▸ **Problem description**:
Report every line in the listing below where the string "content" shows up.

Entries taken from a collection:
------------------------
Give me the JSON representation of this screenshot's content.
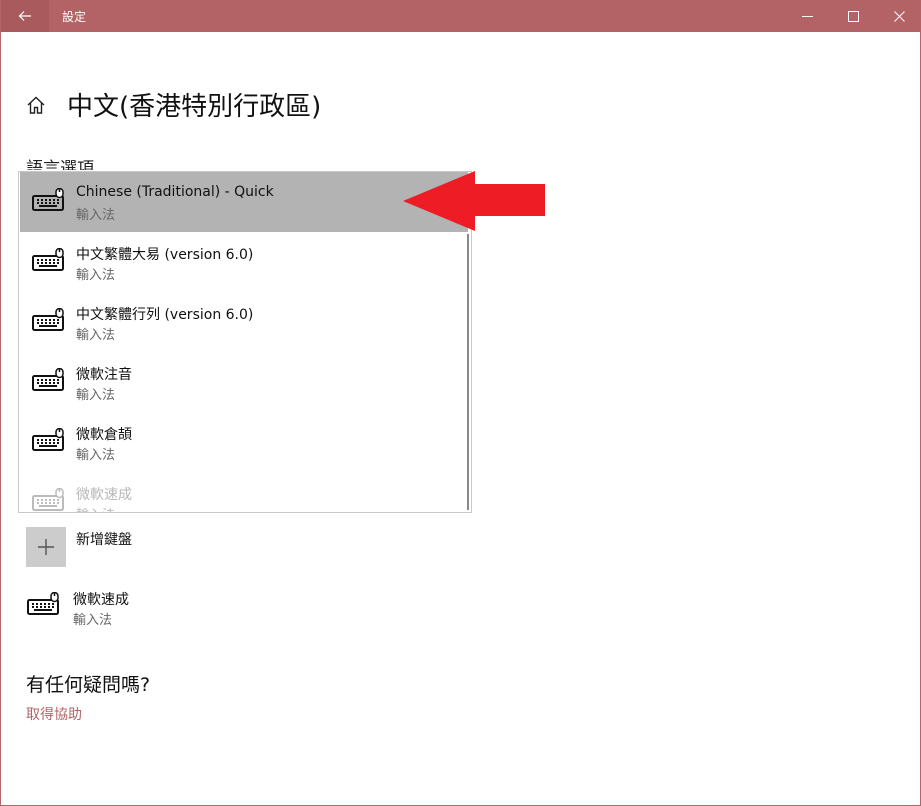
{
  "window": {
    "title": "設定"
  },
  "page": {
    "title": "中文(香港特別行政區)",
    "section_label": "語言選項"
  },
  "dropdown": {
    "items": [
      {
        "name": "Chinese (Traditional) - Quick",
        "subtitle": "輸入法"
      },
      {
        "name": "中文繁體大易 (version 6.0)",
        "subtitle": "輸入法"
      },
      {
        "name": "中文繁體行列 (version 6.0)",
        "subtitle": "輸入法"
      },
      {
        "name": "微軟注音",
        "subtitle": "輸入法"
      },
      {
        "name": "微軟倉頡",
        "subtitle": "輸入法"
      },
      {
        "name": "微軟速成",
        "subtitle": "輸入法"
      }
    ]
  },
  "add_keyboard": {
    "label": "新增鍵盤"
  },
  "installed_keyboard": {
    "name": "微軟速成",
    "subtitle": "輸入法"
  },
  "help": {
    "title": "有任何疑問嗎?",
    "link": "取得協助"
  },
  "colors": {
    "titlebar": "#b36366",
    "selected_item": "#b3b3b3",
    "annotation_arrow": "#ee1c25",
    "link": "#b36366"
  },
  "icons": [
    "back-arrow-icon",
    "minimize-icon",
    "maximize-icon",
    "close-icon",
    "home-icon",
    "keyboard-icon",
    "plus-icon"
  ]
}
------------------------
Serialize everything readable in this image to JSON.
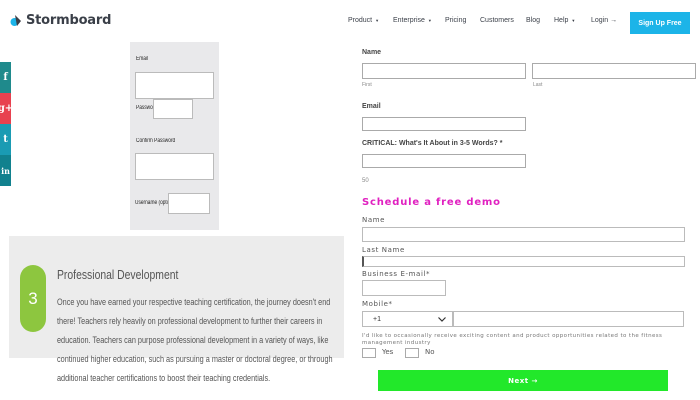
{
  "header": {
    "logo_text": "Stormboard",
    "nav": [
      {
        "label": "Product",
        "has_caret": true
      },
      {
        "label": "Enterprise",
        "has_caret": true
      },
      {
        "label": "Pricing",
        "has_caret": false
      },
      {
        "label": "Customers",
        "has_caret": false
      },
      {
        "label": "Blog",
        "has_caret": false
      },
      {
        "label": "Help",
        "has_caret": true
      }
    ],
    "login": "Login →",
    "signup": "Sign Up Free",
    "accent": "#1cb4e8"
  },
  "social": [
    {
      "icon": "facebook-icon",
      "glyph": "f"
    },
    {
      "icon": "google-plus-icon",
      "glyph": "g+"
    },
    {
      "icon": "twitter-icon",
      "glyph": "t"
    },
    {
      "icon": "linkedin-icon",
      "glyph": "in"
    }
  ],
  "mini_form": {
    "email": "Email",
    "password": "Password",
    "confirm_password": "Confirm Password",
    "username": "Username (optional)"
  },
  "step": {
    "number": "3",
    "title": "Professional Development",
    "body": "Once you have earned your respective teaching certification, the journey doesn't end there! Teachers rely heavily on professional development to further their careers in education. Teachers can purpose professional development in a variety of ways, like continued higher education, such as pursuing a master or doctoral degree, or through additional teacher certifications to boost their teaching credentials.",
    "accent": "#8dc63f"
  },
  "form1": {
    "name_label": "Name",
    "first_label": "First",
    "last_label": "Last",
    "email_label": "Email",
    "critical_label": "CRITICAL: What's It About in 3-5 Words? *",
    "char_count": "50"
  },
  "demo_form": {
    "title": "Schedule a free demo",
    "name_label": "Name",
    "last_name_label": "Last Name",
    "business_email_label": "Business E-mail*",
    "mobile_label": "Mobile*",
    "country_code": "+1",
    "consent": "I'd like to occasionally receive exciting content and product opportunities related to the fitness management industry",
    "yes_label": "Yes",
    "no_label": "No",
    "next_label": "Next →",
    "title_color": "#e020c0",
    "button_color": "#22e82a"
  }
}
------------------------
▸ **Exercise result**:
Give me the JSON representation of this screenshot's content.
    "consent": "I'd like to occasionally receive exciting content and product opportunities related to the fitness management industry",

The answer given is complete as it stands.